-- Data for this task start --

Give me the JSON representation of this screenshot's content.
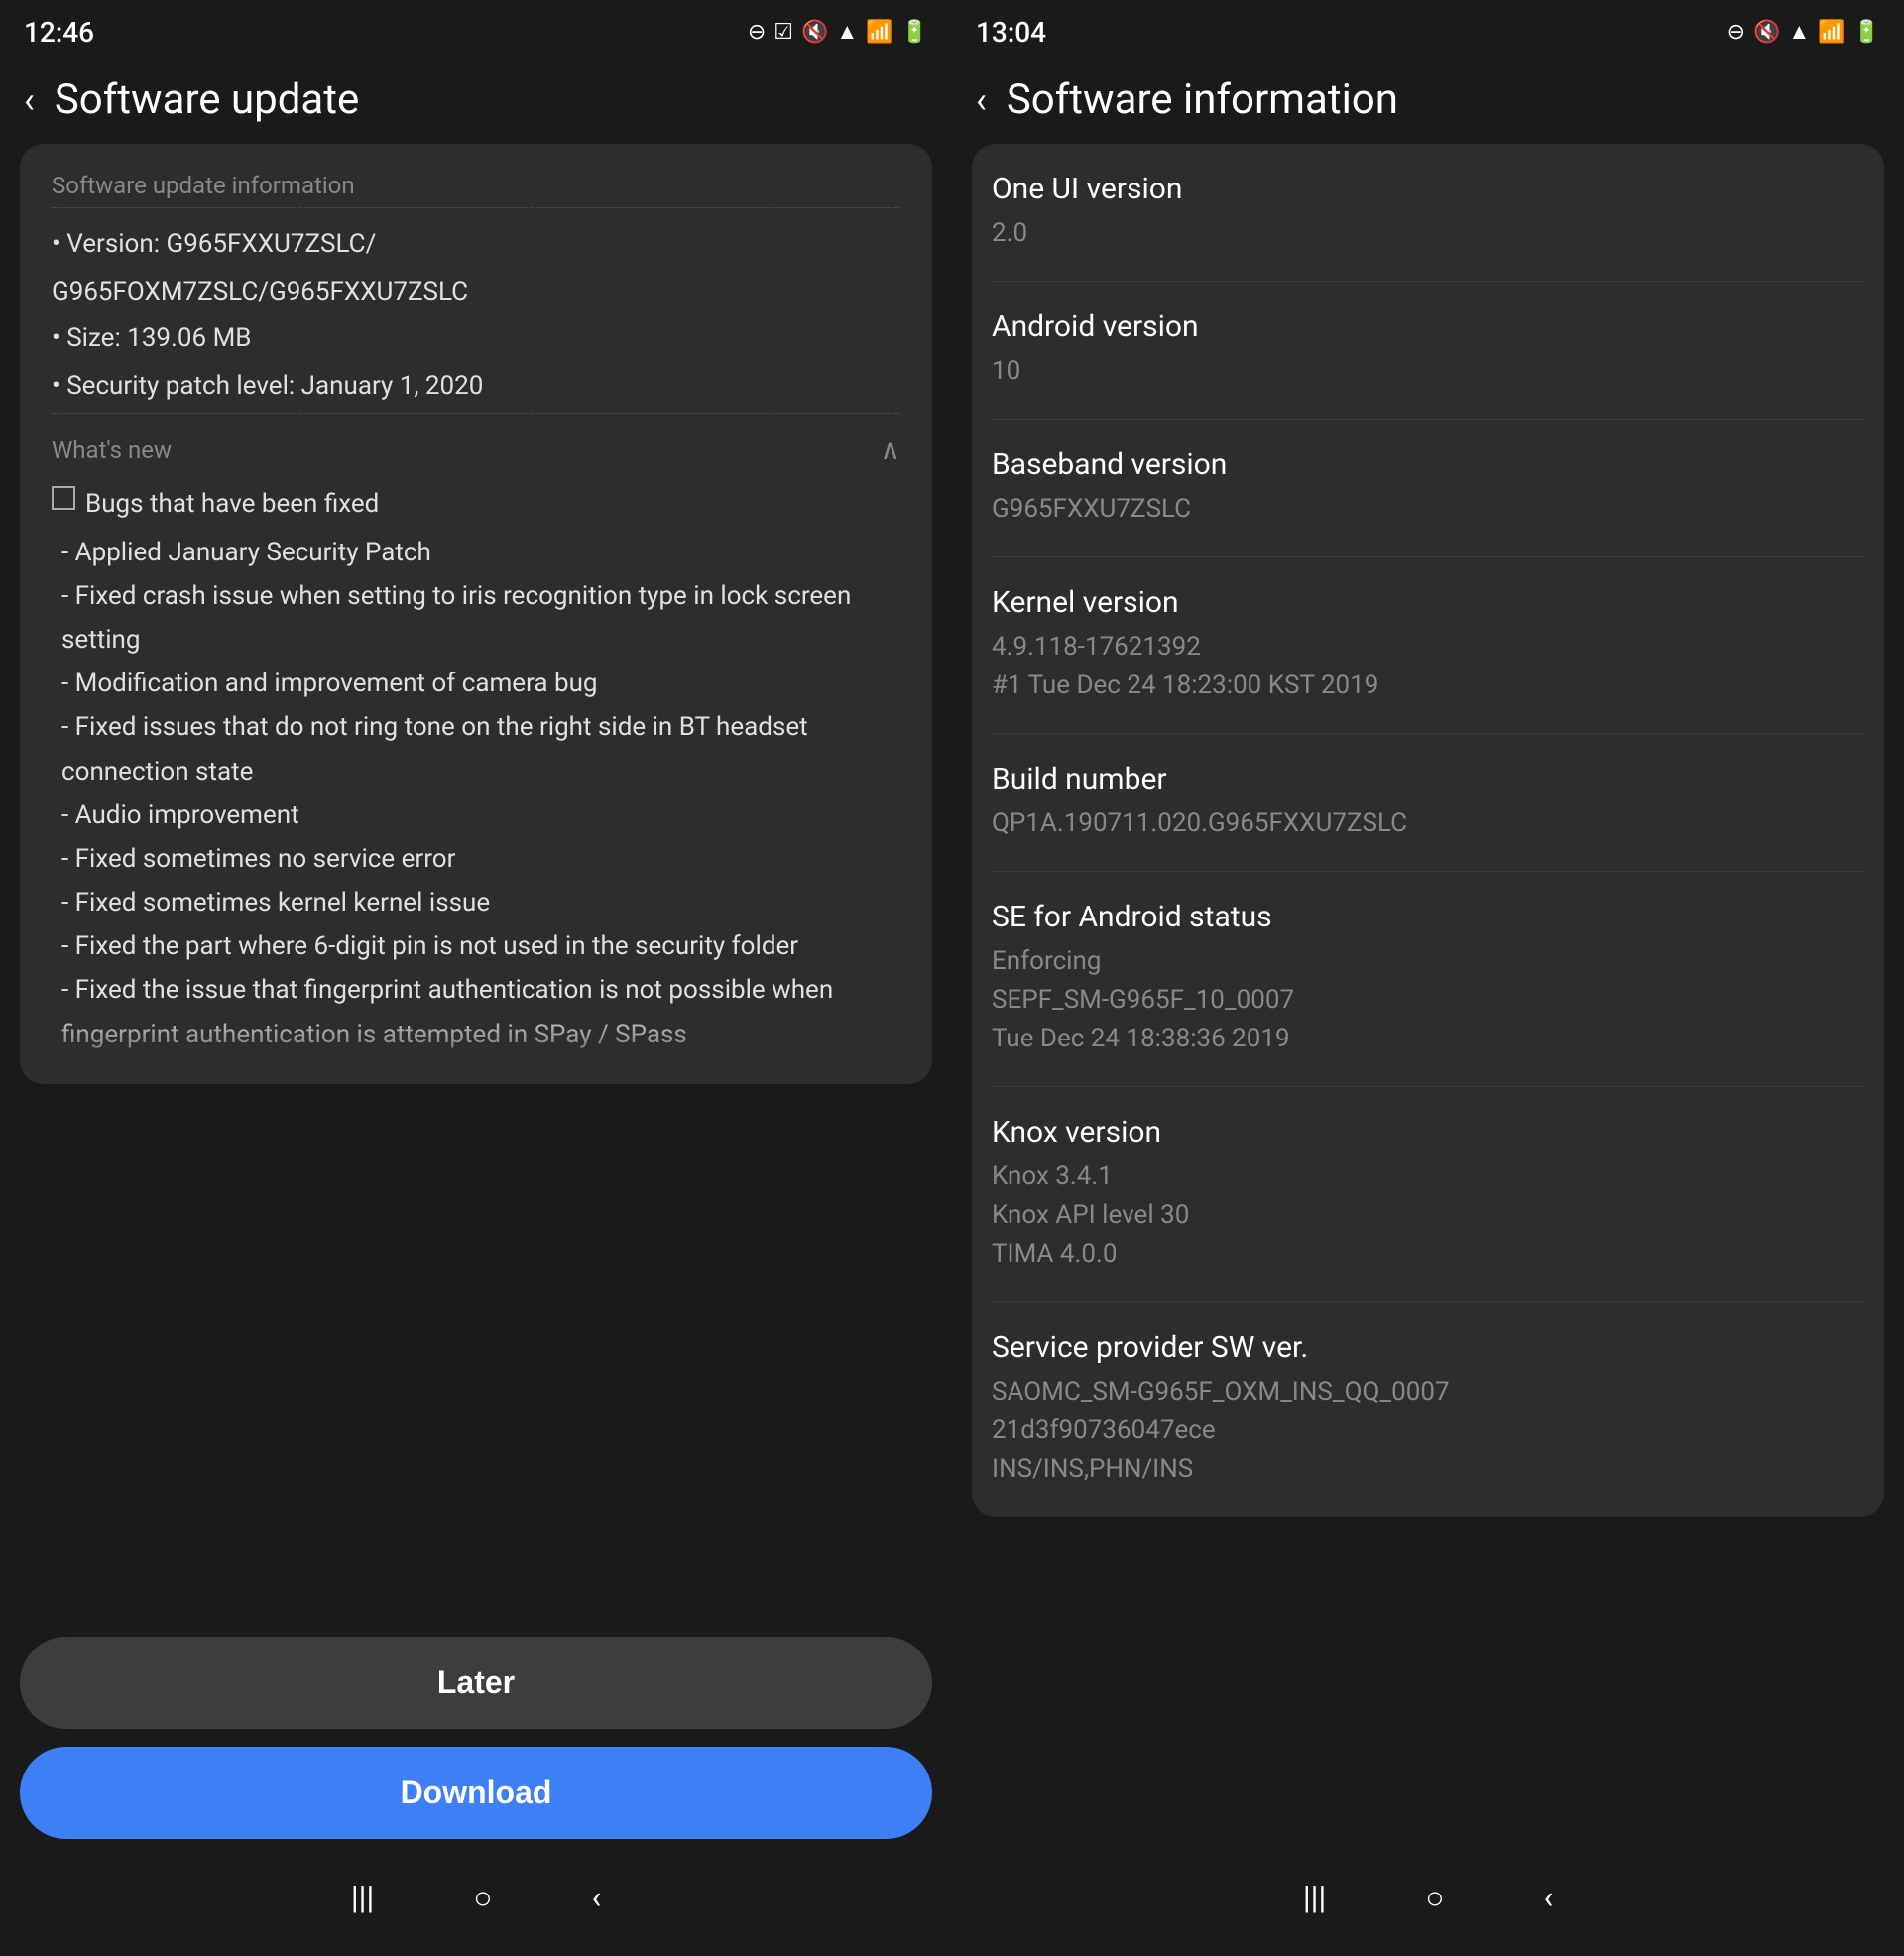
{
  "left_panel": {
    "status_bar": {
      "time": "12:46",
      "icons": [
        "minus-circle",
        "check-square",
        "mute",
        "wifi",
        "signal",
        "battery"
      ]
    },
    "toolbar": {
      "back_label": "‹",
      "title": "Software update"
    },
    "update_info": {
      "section_label": "Software update information",
      "version_label": "• Version: G965FXXU7ZSLC/",
      "version_label2": "  G965FOXM7ZSLC/G965FXXU7ZSLC",
      "size_label": "• Size: 139.06 MB",
      "security_label": "• Security patch level: January 1, 2020"
    },
    "whats_new": {
      "section_label": "What's new",
      "bugs_title": "Bugs that have been fixed",
      "fixes": [
        "- Applied January Security Patch",
        "- Fixed crash issue when setting to iris recognition type in lock screen setting",
        "- Modification and improvement of camera bug",
        "- Fixed issues that do not ring tone on the right side in BT headset connection state",
        "- Audio improvement",
        "- Fixed sometimes no service error",
        "- Fixed sometimes kernel kernel issue",
        "- Fixed the part where 6-digit pin is not used in the security folder",
        "- Fixed the issue that fingerprint authentication is not possible when fingerprint authentication is attempted in SPay / SPass"
      ]
    },
    "buttons": {
      "later_label": "Later",
      "download_label": "Download"
    },
    "nav": {
      "menu_icon": "|||",
      "home_icon": "○",
      "back_icon": "‹"
    }
  },
  "right_panel": {
    "status_bar": {
      "time": "13:04",
      "icons": [
        "minus-circle",
        "mute",
        "wifi",
        "signal",
        "battery"
      ]
    },
    "toolbar": {
      "back_label": "‹",
      "title": "Software information"
    },
    "info_items": [
      {
        "label": "One UI version",
        "value": "2.0"
      },
      {
        "label": "Android version",
        "value": "10"
      },
      {
        "label": "Baseband version",
        "value": "G965FXXU7ZSLC"
      },
      {
        "label": "Kernel version",
        "value": "4.9.118-17621392\n#1 Tue Dec 24 18:23:00 KST 2019"
      },
      {
        "label": "Build number",
        "value": "QP1A.190711.020.G965FXXU7ZSLC"
      },
      {
        "label": "SE for Android status",
        "value": "Enforcing\nSEPF_SM-G965F_10_0007\nTue Dec 24 18:38:36 2019"
      },
      {
        "label": "Knox version",
        "value": "Knox 3.4.1\nKnox API level 30\nTIMA 4.0.0"
      },
      {
        "label": "Service provider SW ver.",
        "value": "SAOMC_SM-G965F_OXM_INS_QQ_0007\n21d3f90736047ece\nINS/INS,PHN/INS"
      }
    ],
    "nav": {
      "menu_icon": "|||",
      "home_icon": "○",
      "back_icon": "‹"
    }
  }
}
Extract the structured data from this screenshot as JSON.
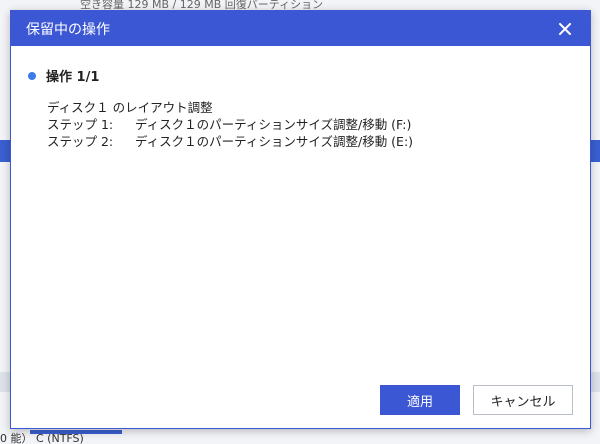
{
  "background": {
    "top_text": "空き容量   129 MB / 129 MB         回復パーティション",
    "bottom_text": "0 能）     C (NTFS)"
  },
  "dialog": {
    "title": "保留中の操作",
    "operation_header": "操作 1/1",
    "description": "ディスク１ のレイアウト調整",
    "steps": [
      {
        "label": "ステップ 1:",
        "text": "ディスク１のパーティションサイズ調整/移動 (F:)"
      },
      {
        "label": "ステップ 2:",
        "text": "ディスク１のパーティションサイズ調整/移動 (E:)"
      }
    ],
    "apply_label": "適用",
    "cancel_label": "キャンセル"
  },
  "colors": {
    "accent": "#3b57d4",
    "bullet": "#3b7be6"
  },
  "icons": {
    "close": "close-icon"
  }
}
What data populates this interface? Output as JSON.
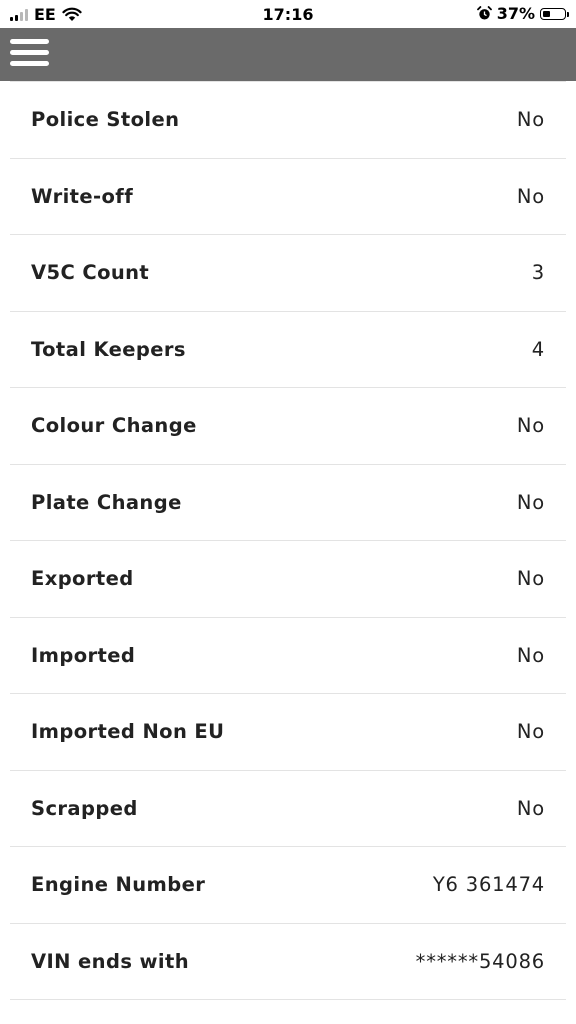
{
  "status_bar": {
    "carrier": "EE",
    "time": "17:16",
    "battery_percent": "37%",
    "battery_level": 0.37,
    "icons": [
      "signal-icon",
      "wifi-icon",
      "alarm-icon",
      "battery-icon"
    ]
  },
  "header": {
    "menu_icon": "hamburger-menu-icon",
    "background_color": "#6a6a6a"
  },
  "details": [
    {
      "label": "Police Stolen",
      "value": "No"
    },
    {
      "label": "Write-off",
      "value": "No"
    },
    {
      "label": "V5C Count",
      "value": "3"
    },
    {
      "label": "Total Keepers",
      "value": "4"
    },
    {
      "label": "Colour Change",
      "value": "No"
    },
    {
      "label": "Plate Change",
      "value": "No"
    },
    {
      "label": "Exported",
      "value": "No"
    },
    {
      "label": "Imported",
      "value": "No"
    },
    {
      "label": "Imported Non EU",
      "value": "No"
    },
    {
      "label": "Scrapped",
      "value": "No"
    },
    {
      "label": "Engine Number",
      "value": "Y6 361474"
    },
    {
      "label": "VIN ends with",
      "value": "******54086"
    }
  ]
}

-- Data for this task end --

*Challenge*:
Copy out each line in the listing that has the word "Imported".

*Task result*:
      "label": "Imported",
      "label": "Imported Non EU",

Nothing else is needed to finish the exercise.